◆ **WHAT IS ASKED**
Transcribe each of the records below exactly, excluding all pictures.

◆ **DATA ROWS**
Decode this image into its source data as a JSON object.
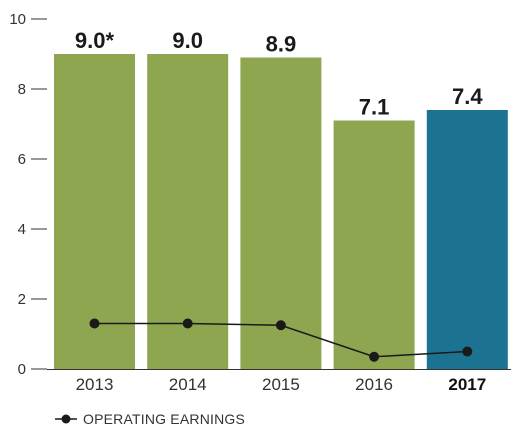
{
  "chart_data": {
    "type": "bar",
    "categories": [
      "2013",
      "2014",
      "2015",
      "2016",
      "2017"
    ],
    "highlight_category": "2017",
    "series": [
      {
        "type": "bar",
        "values": [
          9.0,
          9.0,
          8.9,
          7.1,
          7.4
        ],
        "data_labels": [
          "9.0*",
          "9.0",
          "8.9",
          "7.1",
          "7.4"
        ],
        "colors": [
          "#8ea650",
          "#8ea650",
          "#8ea650",
          "#8ea650",
          "#1b7391"
        ]
      },
      {
        "type": "line",
        "name": "OPERATING EARNINGS",
        "values": [
          1.3,
          1.3,
          1.25,
          0.35,
          0.5
        ],
        "color": "#1a1a1a"
      }
    ],
    "yticks": [
      0,
      2,
      4,
      6,
      8,
      10
    ],
    "ylim": [
      0,
      10
    ],
    "grid": false,
    "legend_position": "bottom-left",
    "title": "",
    "xlabel": "",
    "ylabel": ""
  }
}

◆ **COMPLETE ANSWER**
Decode this image into its source data as a JSON object.
{
  "chart_data": {
    "type": "bar",
    "categories": [
      "2013",
      "2014",
      "2015",
      "2016",
      "2017"
    ],
    "highlight_category": "2017",
    "series": [
      {
        "type": "bar",
        "values": [
          9.0,
          9.0,
          8.9,
          7.1,
          7.4
        ],
        "data_labels": [
          "9.0*",
          "9.0",
          "8.9",
          "7.1",
          "7.4"
        ],
        "colors": [
          "#8ea650",
          "#8ea650",
          "#8ea650",
          "#8ea650",
          "#1b7391"
        ]
      },
      {
        "type": "line",
        "name": "OPERATING EARNINGS",
        "values": [
          1.3,
          1.3,
          1.25,
          0.35,
          0.5
        ],
        "color": "#1a1a1a"
      }
    ],
    "yticks": [
      0,
      2,
      4,
      6,
      8,
      10
    ],
    "ylim": [
      0,
      10
    ],
    "grid": false,
    "legend_position": "bottom-left",
    "title": "",
    "xlabel": "",
    "ylabel": ""
  }
}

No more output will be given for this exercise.